§ Data section:

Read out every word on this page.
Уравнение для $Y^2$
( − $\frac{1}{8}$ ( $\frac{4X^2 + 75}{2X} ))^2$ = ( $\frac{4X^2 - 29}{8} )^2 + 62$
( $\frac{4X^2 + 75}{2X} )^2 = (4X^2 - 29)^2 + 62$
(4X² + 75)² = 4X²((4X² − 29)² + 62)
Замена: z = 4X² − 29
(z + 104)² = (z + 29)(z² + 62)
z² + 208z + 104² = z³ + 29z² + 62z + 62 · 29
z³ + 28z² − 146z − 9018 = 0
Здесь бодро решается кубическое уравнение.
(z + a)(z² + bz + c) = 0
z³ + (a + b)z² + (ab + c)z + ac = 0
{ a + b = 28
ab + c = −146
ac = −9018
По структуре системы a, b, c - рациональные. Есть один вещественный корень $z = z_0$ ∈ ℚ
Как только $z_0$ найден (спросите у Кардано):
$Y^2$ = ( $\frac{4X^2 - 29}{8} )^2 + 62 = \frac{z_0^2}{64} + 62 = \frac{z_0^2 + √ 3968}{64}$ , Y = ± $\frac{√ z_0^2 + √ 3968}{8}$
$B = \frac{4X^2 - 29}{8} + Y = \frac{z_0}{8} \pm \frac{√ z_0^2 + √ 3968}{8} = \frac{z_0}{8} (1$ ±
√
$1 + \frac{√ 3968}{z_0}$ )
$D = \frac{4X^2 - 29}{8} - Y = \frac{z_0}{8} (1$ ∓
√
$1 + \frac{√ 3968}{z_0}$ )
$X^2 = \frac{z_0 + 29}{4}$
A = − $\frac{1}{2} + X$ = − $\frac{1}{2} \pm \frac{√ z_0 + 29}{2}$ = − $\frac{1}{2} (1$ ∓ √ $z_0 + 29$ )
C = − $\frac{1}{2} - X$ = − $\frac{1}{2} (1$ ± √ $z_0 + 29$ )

§ Goal:
Each entry must be reproduced verbatim.

§ The answer:
Read out every word on this page.
Уравнение для $Y^2$
( − $\frac{1}{8}$ ( $\frac{4X^2 + 75}{2X} ))^2$ = ( $\frac{4X^2 - 29}{8} )^2 + 62$
( $\frac{4X^2 + 75}{2X} )^2 = (4X^2 - 29)^2 + 62$
(4X² + 75)² = 4X²((4X² − 29)² + 62)
Замена: z = 4X² − 29
(z + 104)² = (z + 29)(z² + 62)
z² + 208z + 104² = z³ + 29z² + 62z + 62 · 29
z³ + 28z² − 146z − 9018 = 0
Здесь бодро решается кубическое уравнение.
(z + a)(z² + bz + c) = 0
z³ + (a + b)z² + (ab + c)z + ac = 0
{ a + b = 28
ab + c = −146
ac = −9018
По структуре системы a, b, c - рациональные. Есть один вещественный корень $z = z_0$ ∈ ℚ
Как только $z_0$ найден (спросите у Кардано):
$Y^2$ = ( $\frac{4X^2 - 29}{8} )^2 + 62 = \frac{z_0^2}{64} + 62 = \frac{z_0^2 + √ 3968}{64}$ , Y = ± $\frac{√ z_0^2 + √ 3968}{8}$
$B = \frac{4X^2 - 29}{8} + Y = \frac{z_0}{8} \pm \frac{√ z_0^2 + √ 3968}{8} = \frac{z_0}{8} (1$ ±
√
$1 + \frac{√ 3968}{z_0}$ )
$D = \frac{4X^2 - 29}{8} - Y = \frac{z_0}{8} (1$ ∓
√
$1 + \frac{√ 3968}{z_0}$ )
$X^2 = \frac{z_0 + 29}{4}$
A = − $\frac{1}{2} + X$ = − $\frac{1}{2} \pm \frac{√ z_0 + 29}{2}$ = − $\frac{1}{2} (1$ ∓ √ $z_0 + 29$ )
C = − $\frac{1}{2} - X$ = − $\frac{1}{2} (1$ ± √ $z_0 + 29$ )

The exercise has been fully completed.